**Required task:**
Extract the records below word for word and ignore the images.

Data excerpts:
## BEGIN

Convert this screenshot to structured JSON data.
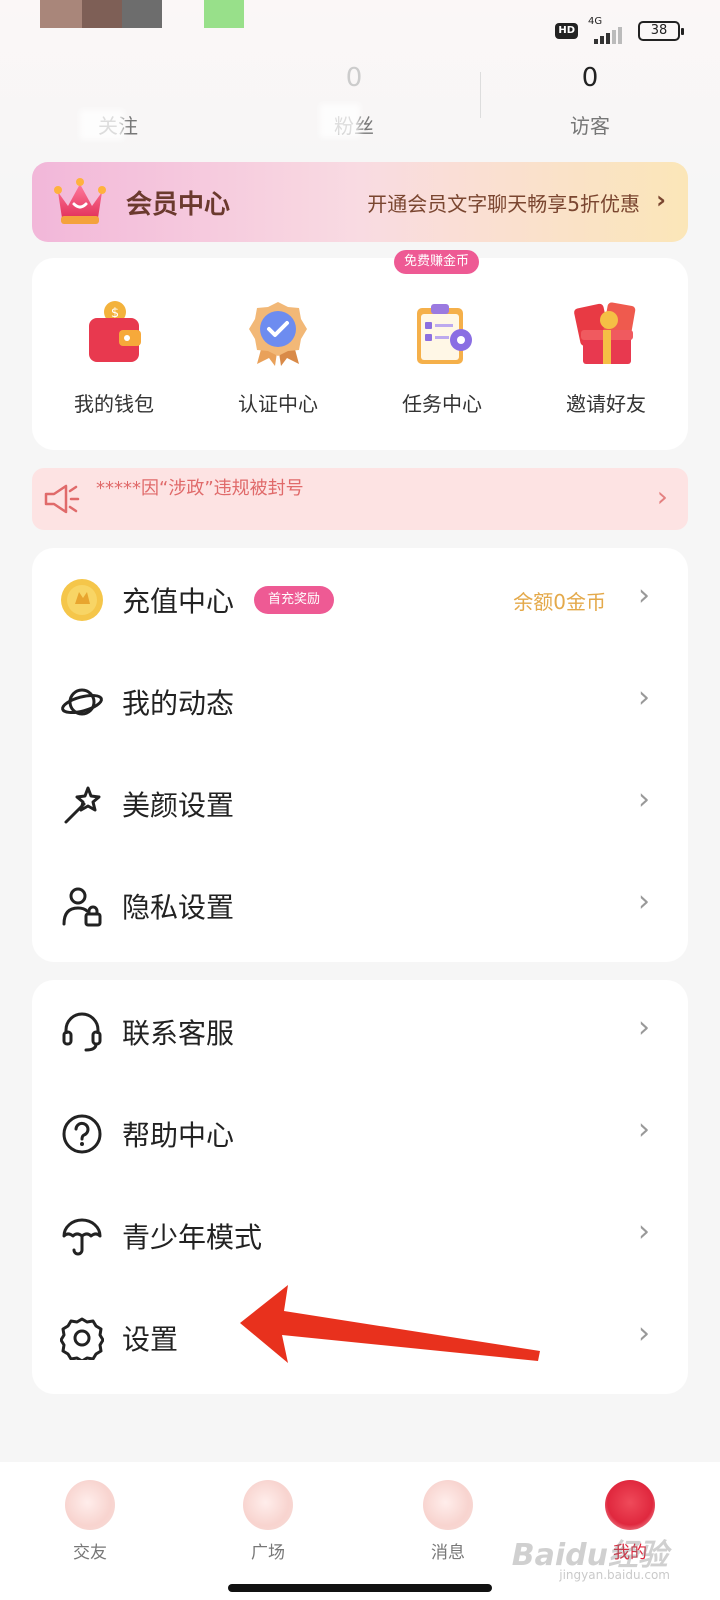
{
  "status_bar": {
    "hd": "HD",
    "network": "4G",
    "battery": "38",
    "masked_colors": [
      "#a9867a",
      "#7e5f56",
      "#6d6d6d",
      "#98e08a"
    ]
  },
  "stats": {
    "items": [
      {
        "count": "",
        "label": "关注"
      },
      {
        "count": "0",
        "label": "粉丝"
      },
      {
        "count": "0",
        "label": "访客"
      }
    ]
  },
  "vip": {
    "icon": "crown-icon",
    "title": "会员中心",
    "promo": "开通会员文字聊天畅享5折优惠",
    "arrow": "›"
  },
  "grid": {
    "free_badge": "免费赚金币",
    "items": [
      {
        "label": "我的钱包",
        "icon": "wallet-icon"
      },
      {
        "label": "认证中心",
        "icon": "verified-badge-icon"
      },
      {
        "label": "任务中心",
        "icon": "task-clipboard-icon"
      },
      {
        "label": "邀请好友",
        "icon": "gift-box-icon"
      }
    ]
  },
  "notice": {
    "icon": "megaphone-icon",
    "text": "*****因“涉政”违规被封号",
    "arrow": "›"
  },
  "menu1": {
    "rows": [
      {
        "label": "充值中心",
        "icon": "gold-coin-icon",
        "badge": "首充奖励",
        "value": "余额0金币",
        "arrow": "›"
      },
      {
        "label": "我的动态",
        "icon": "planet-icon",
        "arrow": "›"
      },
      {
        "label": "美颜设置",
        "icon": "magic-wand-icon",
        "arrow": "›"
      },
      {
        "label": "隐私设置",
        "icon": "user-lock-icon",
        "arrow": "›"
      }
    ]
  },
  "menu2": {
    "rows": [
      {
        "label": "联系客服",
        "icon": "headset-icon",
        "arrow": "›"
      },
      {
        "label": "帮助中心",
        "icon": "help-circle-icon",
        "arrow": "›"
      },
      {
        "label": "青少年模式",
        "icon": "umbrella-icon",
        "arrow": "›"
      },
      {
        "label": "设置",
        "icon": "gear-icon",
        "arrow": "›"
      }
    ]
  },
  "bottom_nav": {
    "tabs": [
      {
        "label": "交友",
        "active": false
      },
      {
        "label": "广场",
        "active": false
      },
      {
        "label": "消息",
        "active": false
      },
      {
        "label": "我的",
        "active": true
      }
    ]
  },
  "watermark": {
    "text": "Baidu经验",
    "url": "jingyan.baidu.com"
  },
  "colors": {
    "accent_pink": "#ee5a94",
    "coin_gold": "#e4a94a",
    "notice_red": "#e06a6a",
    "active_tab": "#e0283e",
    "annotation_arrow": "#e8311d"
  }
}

## END

**Solution:**
Convert this screenshot to structured JSON data.
{
  "status_bar": {
    "hd": "HD",
    "network": "4G",
    "battery": "38",
    "masked_colors": [
      "#a9867a",
      "#7e5f56",
      "#6d6d6d",
      "#98e08a"
    ]
  },
  "stats": {
    "items": [
      {
        "count": "",
        "label": "关注"
      },
      {
        "count": "0",
        "label": "粉丝"
      },
      {
        "count": "0",
        "label": "访客"
      }
    ]
  },
  "vip": {
    "icon": "crown-icon",
    "title": "会员中心",
    "promo": "开通会员文字聊天畅享5折优惠",
    "arrow": "›"
  },
  "grid": {
    "free_badge": "免费赚金币",
    "items": [
      {
        "label": "我的钱包",
        "icon": "wallet-icon"
      },
      {
        "label": "认证中心",
        "icon": "verified-badge-icon"
      },
      {
        "label": "任务中心",
        "icon": "task-clipboard-icon"
      },
      {
        "label": "邀请好友",
        "icon": "gift-box-icon"
      }
    ]
  },
  "notice": {
    "icon": "megaphone-icon",
    "text": "*****因“涉政”违规被封号",
    "arrow": "›"
  },
  "menu1": {
    "rows": [
      {
        "label": "充值中心",
        "icon": "gold-coin-icon",
        "badge": "首充奖励",
        "value": "余额0金币",
        "arrow": "›"
      },
      {
        "label": "我的动态",
        "icon": "planet-icon",
        "arrow": "›"
      },
      {
        "label": "美颜设置",
        "icon": "magic-wand-icon",
        "arrow": "›"
      },
      {
        "label": "隐私设置",
        "icon": "user-lock-icon",
        "arrow": "›"
      }
    ]
  },
  "menu2": {
    "rows": [
      {
        "label": "联系客服",
        "icon": "headset-icon",
        "arrow": "›"
      },
      {
        "label": "帮助中心",
        "icon": "help-circle-icon",
        "arrow": "›"
      },
      {
        "label": "青少年模式",
        "icon": "umbrella-icon",
        "arrow": "›"
      },
      {
        "label": "设置",
        "icon": "gear-icon",
        "arrow": "›"
      }
    ]
  },
  "bottom_nav": {
    "tabs": [
      {
        "label": "交友",
        "active": false
      },
      {
        "label": "广场",
        "active": false
      },
      {
        "label": "消息",
        "active": false
      },
      {
        "label": "我的",
        "active": true
      }
    ]
  },
  "watermark": {
    "text": "Baidu经验",
    "url": "jingyan.baidu.com"
  },
  "colors": {
    "accent_pink": "#ee5a94",
    "coin_gold": "#e4a94a",
    "notice_red": "#e06a6a",
    "active_tab": "#e0283e",
    "annotation_arrow": "#e8311d"
  }
}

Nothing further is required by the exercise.